◆ Work to be completed
Determine how many lines hold "name" and give only that number.

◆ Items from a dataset
▼▼▼

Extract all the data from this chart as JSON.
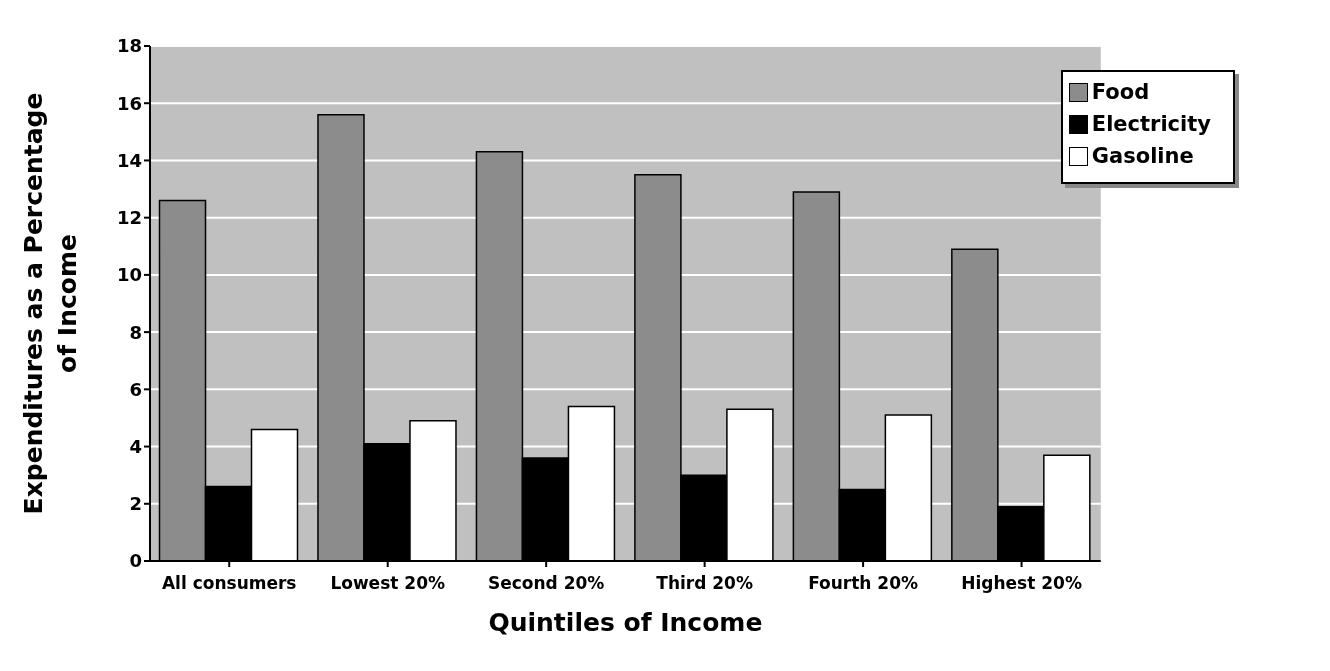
{
  "chart_data": {
    "type": "bar",
    "xlabel": "Quintiles of Income",
    "ylabel": "Expenditures as a Percentage of Income",
    "categories": [
      "All consumers",
      "Lowest 20%",
      "Second 20%",
      "Third 20%",
      "Fourth 20%",
      "Highest 20%"
    ],
    "series": [
      {
        "name": "Food",
        "color": "#8c8c8c",
        "values": [
          12.6,
          15.6,
          14.3,
          13.5,
          12.9,
          10.9
        ]
      },
      {
        "name": "Electricity",
        "color": "#000000",
        "values": [
          2.6,
          4.1,
          3.6,
          3.0,
          2.5,
          1.9
        ]
      },
      {
        "name": "Gasoline",
        "color": "#ffffff",
        "values": [
          4.6,
          4.9,
          5.4,
          5.3,
          5.1,
          3.7
        ]
      }
    ],
    "ylim": [
      0,
      18
    ],
    "yticks": [
      0,
      2,
      4,
      6,
      8,
      10,
      12,
      14,
      16,
      18
    ],
    "grid": "y",
    "legend": "top right"
  }
}
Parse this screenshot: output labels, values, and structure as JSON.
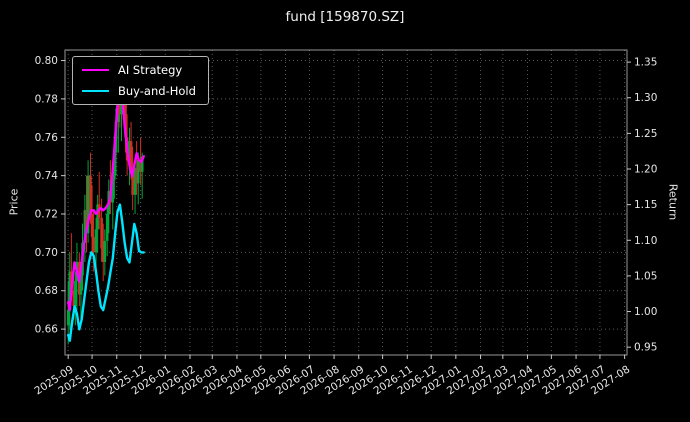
{
  "chart_data": {
    "type": "mixed_candlestick_line",
    "title": "fund [159870.SZ]",
    "ylabel_left": "Price",
    "ylabel_right": "Return",
    "grid": true,
    "legend_position": "upper left",
    "colors": {
      "background": "#000000",
      "text": "#e6e6e6",
      "grid": "#5a5a5a",
      "frame": "#c8c8c8",
      "candle_up": "#00a63c",
      "candle_down": "#cf3222"
    },
    "x_axis": {
      "start": "2025-08-28",
      "end": "2027-08-04",
      "tick_labels": [
        "2025-09",
        "2025-10",
        "2025-11",
        "2025-12",
        "2026-01",
        "2026-02",
        "2026-03",
        "2026-04",
        "2026-05",
        "2026-06",
        "2026-07",
        "2026-08",
        "2026-09",
        "2026-10",
        "2026-11",
        "2026-12",
        "2027-01",
        "2027-02",
        "2027-03",
        "2027-04",
        "2027-05",
        "2027-06",
        "2027-07",
        "2027-08"
      ]
    },
    "left_axis": {
      "range": [
        0.6465,
        0.8055
      ],
      "ticks": [
        0.66,
        0.68,
        0.7,
        0.72,
        0.74,
        0.76,
        0.78,
        0.8
      ]
    },
    "right_axis": {
      "range": [
        0.939,
        1.367
      ],
      "ticks": [
        0.95,
        1.0,
        1.05,
        1.1,
        1.15,
        1.2,
        1.25,
        1.3,
        1.35
      ]
    },
    "dates": [
      "2025-09-01",
      "2025-09-03",
      "2025-09-06",
      "2025-09-09",
      "2025-09-12",
      "2025-09-15",
      "2025-09-18",
      "2025-09-21",
      "2025-09-24",
      "2025-09-27",
      "2025-09-30",
      "2025-10-03",
      "2025-10-06",
      "2025-10-09",
      "2025-10-12",
      "2025-10-15",
      "2025-10-18",
      "2025-10-21",
      "2025-10-24",
      "2025-10-27",
      "2025-10-30",
      "2025-11-02",
      "2025-11-05",
      "2025-11-08",
      "2025-11-11",
      "2025-11-14",
      "2025-11-17",
      "2025-11-20",
      "2025-11-23",
      "2025-11-26",
      "2025-11-29",
      "2025-12-02",
      "2025-12-05"
    ],
    "series": [
      {
        "name": "AI Strategy",
        "color": "#ff00ff",
        "axis": "right",
        "values": [
          1.013,
          1.002,
          1.042,
          1.069,
          1.056,
          1.042,
          1.069,
          1.096,
          1.115,
          1.131,
          1.142,
          1.142,
          1.137,
          1.142,
          1.145,
          1.142,
          1.145,
          1.15,
          1.16,
          1.2,
          1.245,
          1.29,
          1.325,
          1.3,
          1.26,
          1.23,
          1.205,
          1.19,
          1.205,
          1.222,
          1.212,
          1.21,
          1.218
        ]
      },
      {
        "name": "Buy-and-Hold",
        "color": "#00e5ff",
        "axis": "right",
        "values": [
          0.967,
          0.959,
          0.986,
          1.007,
          0.997,
          0.975,
          0.989,
          1.016,
          1.042,
          1.069,
          1.083,
          1.078,
          1.056,
          1.029,
          1.007,
          1.002,
          1.018,
          1.034,
          1.055,
          1.075,
          1.11,
          1.14,
          1.15,
          1.125,
          1.096,
          1.075,
          1.069,
          1.096,
          1.123,
          1.11,
          1.085,
          1.083,
          1.083
        ]
      }
    ],
    "candles": [
      [
        "2025-09-01",
        0.662,
        0.685,
        0.652,
        0.67
      ],
      [
        "2025-09-03",
        0.67,
        0.7,
        0.66,
        0.69
      ],
      [
        "2025-09-05",
        0.69,
        0.71,
        0.675,
        0.68
      ],
      [
        "2025-09-08",
        0.68,
        0.695,
        0.665,
        0.672
      ],
      [
        "2025-09-10",
        0.672,
        0.69,
        0.662,
        0.685
      ],
      [
        "2025-09-12",
        0.685,
        0.705,
        0.67,
        0.695
      ],
      [
        "2025-09-15",
        0.695,
        0.7,
        0.672,
        0.678
      ],
      [
        "2025-09-17",
        0.678,
        0.692,
        0.665,
        0.688
      ],
      [
        "2025-09-19",
        0.688,
        0.715,
        0.68,
        0.705
      ],
      [
        "2025-09-22",
        0.705,
        0.73,
        0.695,
        0.722
      ],
      [
        "2025-09-24",
        0.722,
        0.74,
        0.7,
        0.71
      ],
      [
        "2025-09-26",
        0.71,
        0.748,
        0.705,
        0.74
      ],
      [
        "2025-09-29",
        0.74,
        0.752,
        0.715,
        0.72
      ],
      [
        "2025-10-01",
        0.72,
        0.735,
        0.7,
        0.708
      ],
      [
        "2025-10-03",
        0.708,
        0.722,
        0.69,
        0.7
      ],
      [
        "2025-10-06",
        0.7,
        0.718,
        0.688,
        0.712
      ],
      [
        "2025-10-08",
        0.712,
        0.73,
        0.7,
        0.725
      ],
      [
        "2025-10-10",
        0.725,
        0.742,
        0.712,
        0.718
      ],
      [
        "2025-10-13",
        0.718,
        0.728,
        0.695,
        0.702
      ],
      [
        "2025-10-15",
        0.702,
        0.715,
        0.685,
        0.695
      ],
      [
        "2025-10-17",
        0.695,
        0.712,
        0.688,
        0.706
      ],
      [
        "2025-10-20",
        0.706,
        0.725,
        0.698,
        0.72
      ],
      [
        "2025-10-22",
        0.72,
        0.738,
        0.71,
        0.732
      ],
      [
        "2025-10-24",
        0.732,
        0.748,
        0.72,
        0.726
      ],
      [
        "2025-10-27",
        0.726,
        0.742,
        0.712,
        0.738
      ],
      [
        "2025-10-29",
        0.738,
        0.76,
        0.728,
        0.752
      ],
      [
        "2025-10-31",
        0.752,
        0.775,
        0.74,
        0.768
      ],
      [
        "2025-11-03",
        0.768,
        0.79,
        0.752,
        0.782
      ],
      [
        "2025-11-05",
        0.782,
        0.798,
        0.765,
        0.772
      ],
      [
        "2025-11-07",
        0.772,
        0.795,
        0.758,
        0.788
      ],
      [
        "2025-11-10",
        0.788,
        0.8,
        0.77,
        0.778
      ],
      [
        "2025-11-12",
        0.778,
        0.788,
        0.752,
        0.76
      ],
      [
        "2025-11-14",
        0.76,
        0.772,
        0.74,
        0.748
      ],
      [
        "2025-11-17",
        0.748,
        0.765,
        0.735,
        0.758
      ],
      [
        "2025-11-19",
        0.758,
        0.768,
        0.738,
        0.742
      ],
      [
        "2025-11-21",
        0.742,
        0.755,
        0.722,
        0.73
      ],
      [
        "2025-11-24",
        0.73,
        0.748,
        0.72,
        0.744
      ],
      [
        "2025-11-26",
        0.744,
        0.758,
        0.73,
        0.736
      ],
      [
        "2025-11-28",
        0.736,
        0.752,
        0.725,
        0.748
      ],
      [
        "2025-12-01",
        0.748,
        0.76,
        0.735,
        0.742
      ],
      [
        "2025-12-03",
        0.742,
        0.752,
        0.728,
        0.75
      ]
    ]
  }
}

▲▲▲

◆ Completed exercise
5